[Stored dataset items]

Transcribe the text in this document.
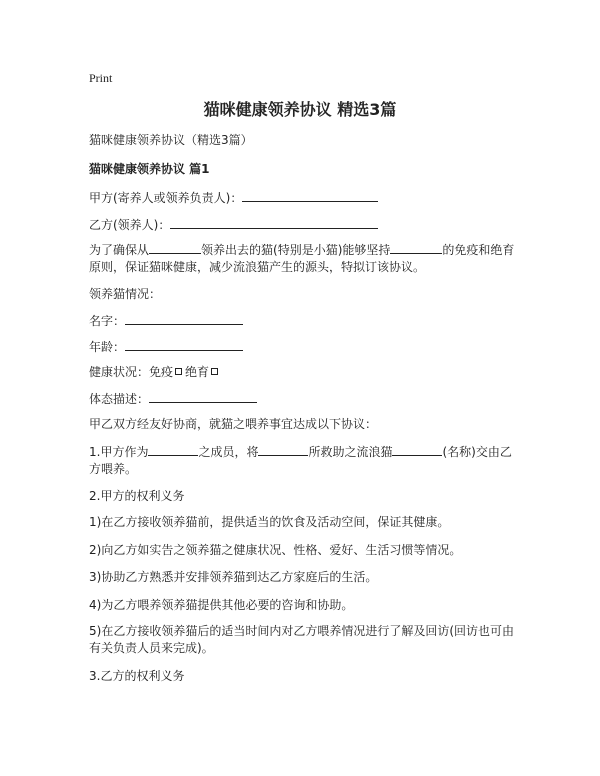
Print

猫咪健康领养协议 精选3篇

猫咪健康领养协议（精选3篇）

猫咪健康领养协议 篇1

甲方(寄养人或领养负责人)：

乙方(领养人)：

为了确保从	领养出去的猫(特别是小猫)能够坚持	的免疫和绝育

原则，保证猫咪健康，减少流浪猫产生的源头，特拟订该协议。

领养猫情况：

名字：

年龄：

健康状况：免疫 绝育

体态描述：

甲乙双方经友好协商，就猫之喂养事宜达成以下协议：

1.甲方作为	之成员，将	所救助之流浪猫	(名称)交由乙

方喂养。

2.甲方的权利义务

1)在乙方接收领养猫前，提供适当的饮食及活动空间，保证其健康。

2)向乙方如实告之领养猫之健康状况、性格、爱好、生活习惯等情况。

3)协助乙方熟悉并安排领养猫到达乙方家庭后的生活。

4)为乙方喂养领养猫提供其他必要的咨询和协助。

5)在乙方接收领养猫后的适当时间内对乙方喂养情况进行了解及回访(回访也可由

有关负责人员来完成)。

3.乙方的权利义务
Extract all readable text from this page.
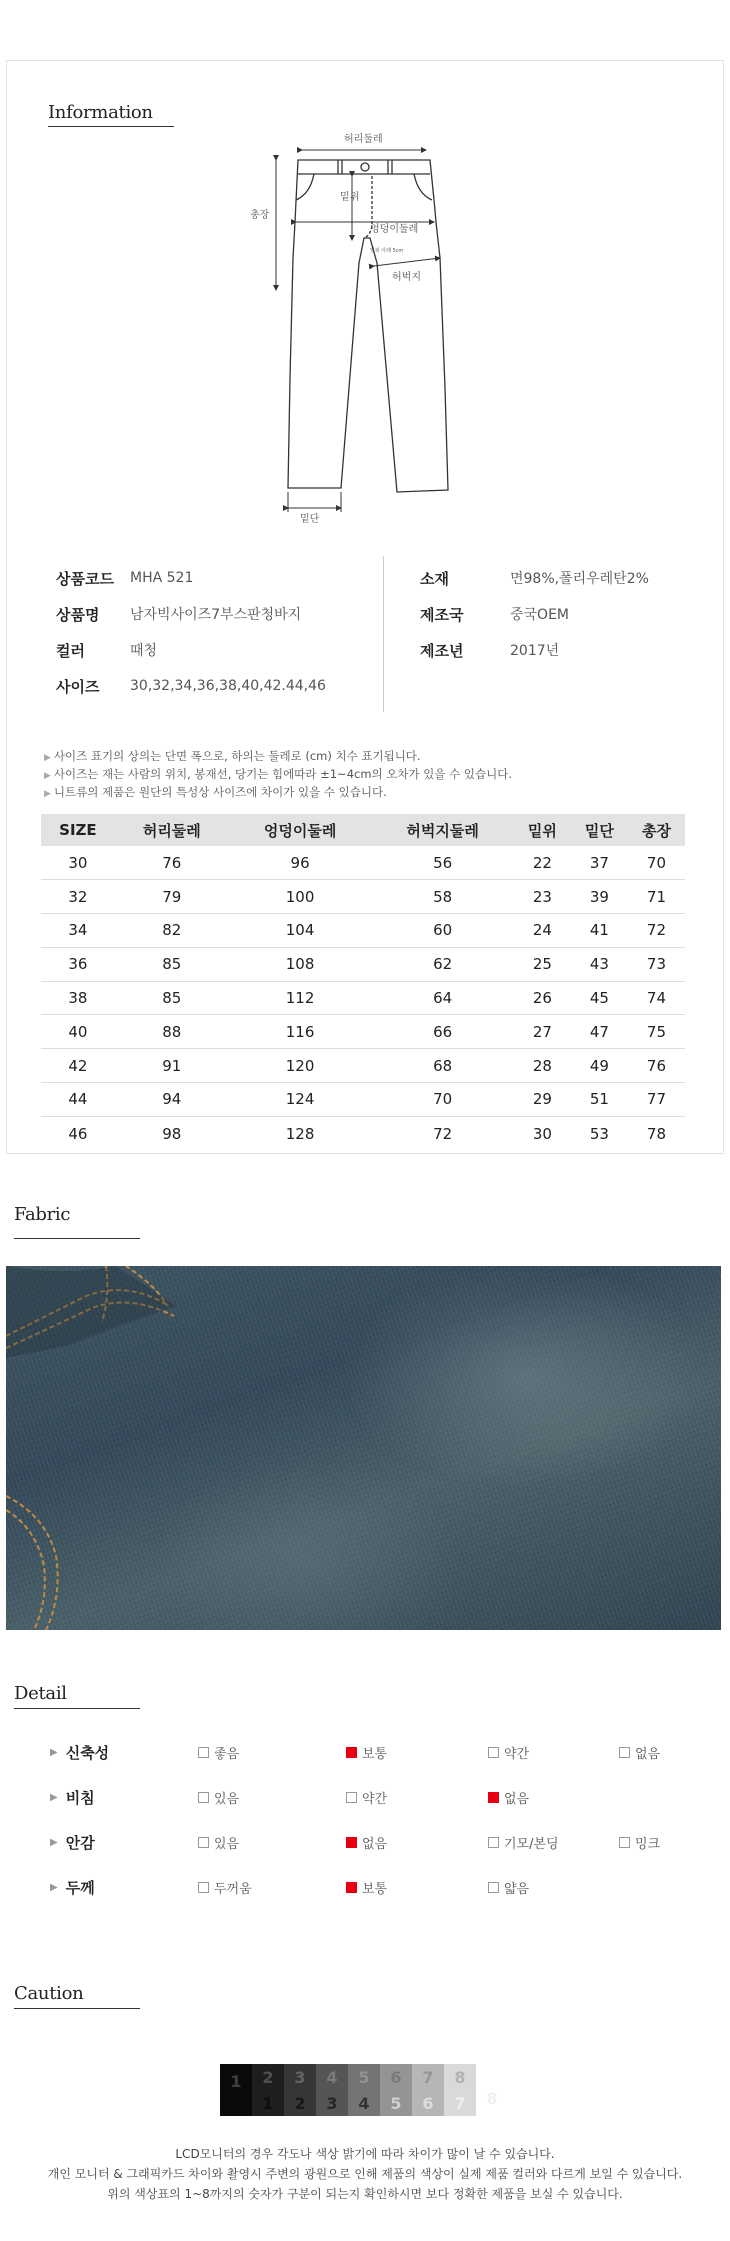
Information
허리둘레
총장
밑위
엉덩이둘레
밑위 아래 5cm
허벅지
밑단
상품코드	MHA 521
상품명	남자빅사이즈7부스판청바지
컬러	때청
사이즈	30,32,34,36,38,40,42.44,46
소재	면98%,폴리우레탄2%
제조국	중국OEM
제조년	2017년
▶ 사이즈 표기의 상의는 단면 폭으로, 하의는 둘레로 (cm) 치수 표기됩니다.
▶ 사이즈는 재는 사람의 위치, 봉재선, 당기는 힘에따라 ±1~4cm의 오차가 있을 수 있습니다.
▶ 니트류의 제품은 원단의 특성상 사이즈에 차이가 있을 수 있습니다.
SIZE	허리둘레	엉덩이둘레	허벅지둘레	밑위	밑단	총장
30	76	96	56	22	37	70
32	79	100	58	23	39	71
34	82	104	60	24	41	72
36	85	108	62	25	43	73
38	85	112	64	26	45	74
40	88	116	66	27	47	75
42	91	120	68	28	49	76
44	94	124	70	29	51	77
46	98	128	72	30	53	78
Fabric
Detail
▶ 신축성	좋음	보통	약간	없음
▶ 비침	있음	약간	없음
▶ 안감	있음	없음	기모/본딩	밍크
▶ 두께	두꺼움	보통	얇음
Caution
1 2
1
3
2
4
3
5
4
6
5
7
6
8
7 8
LCD모니터의 경우 각도나 색상 밝기에 따라 차이가 많이 날 수 있습니다.
개인 모니터 & 그래픽카드 차이와 촬영시 주변의 광원으로 인해 제품의 색상이 실제 제품 컬러와 다르게 보일 수 있습니다.
위의 색상표의 1~8까지의 숫자가 구분이 되는지 확인하시면 보다 정확한 제품을 보실 수 있습니다.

**Exercise**:
From the entries above, select each line containing the string "猫咪健康领养协议".

**Solution for this exercise**:
猫咪健康领养协议 精选3篇
猫咪健康领养协议（精选3篇）
猫咪健康领养协议 篇1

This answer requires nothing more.